> **What the task asks**
Copy every line with the string "Lernmodul" in it.

____

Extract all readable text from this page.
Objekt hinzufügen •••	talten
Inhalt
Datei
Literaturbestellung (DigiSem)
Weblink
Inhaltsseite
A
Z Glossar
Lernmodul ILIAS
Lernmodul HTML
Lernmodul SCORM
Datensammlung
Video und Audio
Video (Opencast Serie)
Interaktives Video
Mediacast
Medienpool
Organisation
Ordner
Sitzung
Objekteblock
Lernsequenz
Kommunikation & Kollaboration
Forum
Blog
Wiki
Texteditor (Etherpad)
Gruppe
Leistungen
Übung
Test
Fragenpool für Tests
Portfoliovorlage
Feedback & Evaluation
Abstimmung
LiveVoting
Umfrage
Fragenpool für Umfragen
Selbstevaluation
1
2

____

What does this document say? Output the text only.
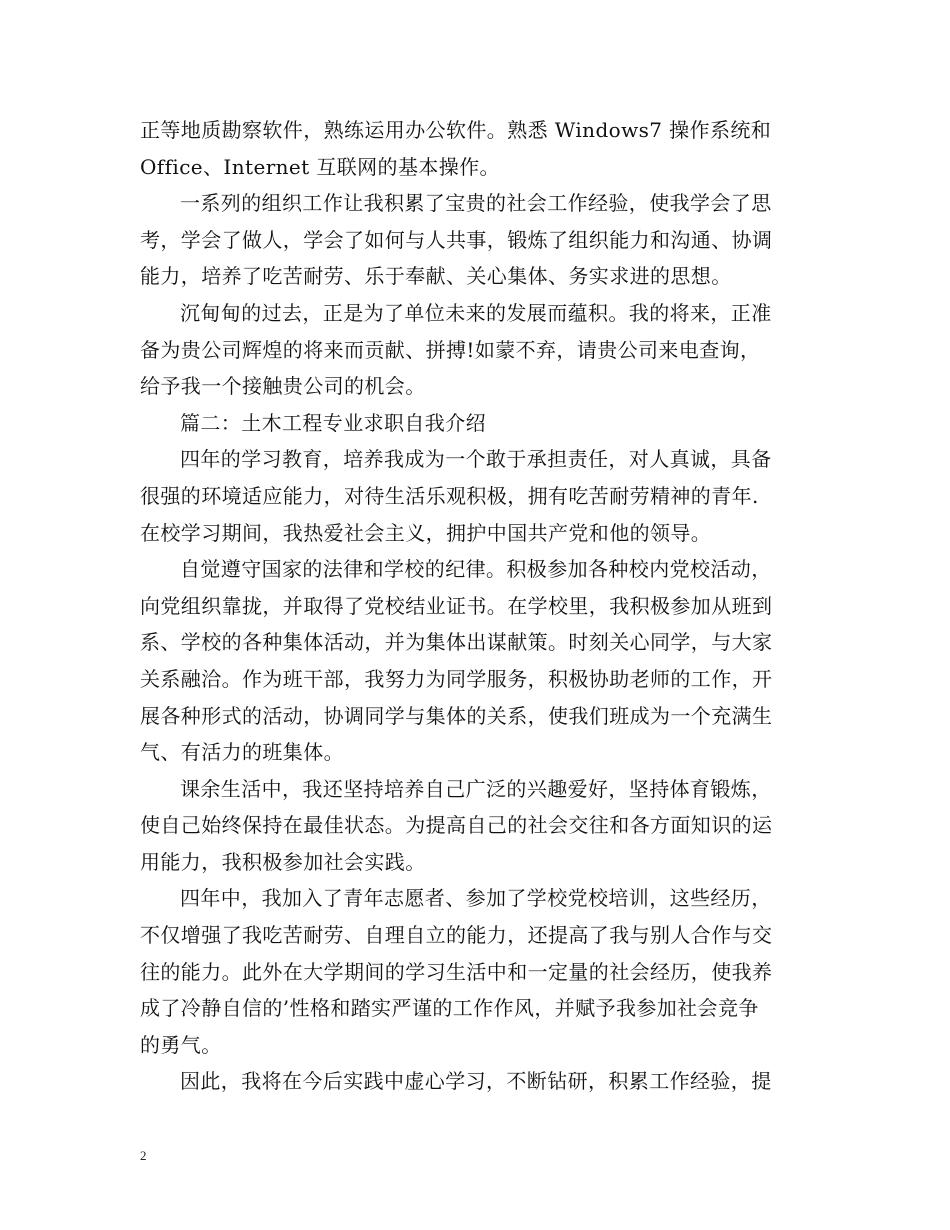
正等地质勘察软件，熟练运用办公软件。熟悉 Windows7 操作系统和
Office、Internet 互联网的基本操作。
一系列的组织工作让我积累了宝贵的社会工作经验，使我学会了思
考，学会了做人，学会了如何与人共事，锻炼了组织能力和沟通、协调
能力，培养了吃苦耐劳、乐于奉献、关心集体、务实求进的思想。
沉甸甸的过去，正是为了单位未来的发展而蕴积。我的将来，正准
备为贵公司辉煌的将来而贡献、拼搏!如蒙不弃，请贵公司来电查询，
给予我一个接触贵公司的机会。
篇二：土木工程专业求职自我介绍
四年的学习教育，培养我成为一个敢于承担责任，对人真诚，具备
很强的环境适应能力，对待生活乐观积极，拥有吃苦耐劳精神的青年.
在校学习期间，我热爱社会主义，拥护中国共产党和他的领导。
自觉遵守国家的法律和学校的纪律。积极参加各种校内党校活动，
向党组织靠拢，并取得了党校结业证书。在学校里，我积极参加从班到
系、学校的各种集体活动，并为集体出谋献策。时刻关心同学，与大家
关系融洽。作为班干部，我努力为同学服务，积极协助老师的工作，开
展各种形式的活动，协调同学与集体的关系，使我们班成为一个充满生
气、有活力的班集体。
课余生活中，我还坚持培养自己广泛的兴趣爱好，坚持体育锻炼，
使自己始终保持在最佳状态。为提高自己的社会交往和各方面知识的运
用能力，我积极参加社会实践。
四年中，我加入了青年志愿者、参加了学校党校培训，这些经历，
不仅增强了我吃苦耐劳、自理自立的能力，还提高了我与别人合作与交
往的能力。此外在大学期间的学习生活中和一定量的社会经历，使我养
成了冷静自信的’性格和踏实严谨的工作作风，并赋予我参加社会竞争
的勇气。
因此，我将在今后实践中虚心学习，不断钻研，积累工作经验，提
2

____

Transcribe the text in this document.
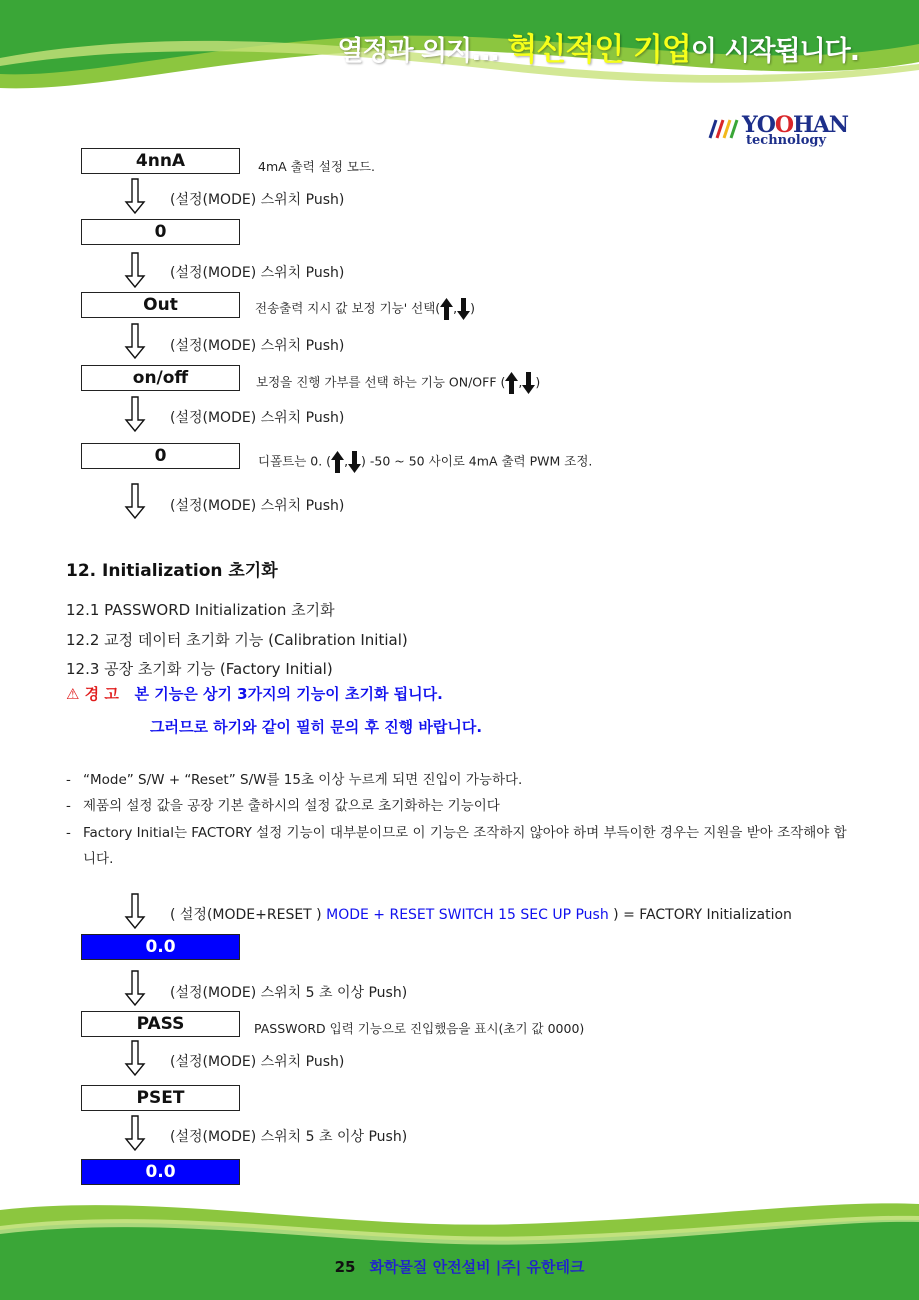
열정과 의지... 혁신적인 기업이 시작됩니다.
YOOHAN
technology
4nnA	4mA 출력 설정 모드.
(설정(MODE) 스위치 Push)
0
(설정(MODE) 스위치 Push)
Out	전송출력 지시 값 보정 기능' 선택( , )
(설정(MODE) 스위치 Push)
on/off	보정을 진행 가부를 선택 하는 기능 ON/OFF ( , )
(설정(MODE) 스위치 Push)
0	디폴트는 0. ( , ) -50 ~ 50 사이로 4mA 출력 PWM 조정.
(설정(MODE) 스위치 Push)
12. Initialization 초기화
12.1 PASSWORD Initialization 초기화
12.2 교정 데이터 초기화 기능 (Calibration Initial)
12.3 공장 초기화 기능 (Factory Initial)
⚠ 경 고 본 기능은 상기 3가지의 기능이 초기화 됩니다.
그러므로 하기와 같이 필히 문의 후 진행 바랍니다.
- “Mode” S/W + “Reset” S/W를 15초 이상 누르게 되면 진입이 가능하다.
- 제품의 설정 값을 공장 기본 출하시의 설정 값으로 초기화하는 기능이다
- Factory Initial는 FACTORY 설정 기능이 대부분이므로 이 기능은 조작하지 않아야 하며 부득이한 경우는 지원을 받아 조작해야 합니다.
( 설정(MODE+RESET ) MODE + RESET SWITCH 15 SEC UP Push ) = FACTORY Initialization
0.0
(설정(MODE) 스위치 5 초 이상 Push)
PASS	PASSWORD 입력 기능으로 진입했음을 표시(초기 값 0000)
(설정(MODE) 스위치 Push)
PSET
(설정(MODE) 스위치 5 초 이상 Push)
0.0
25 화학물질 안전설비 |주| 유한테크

____

> **Exercise response**
Lernmodul ILIAS
Lernmodul HTML
Lernmodul SCORM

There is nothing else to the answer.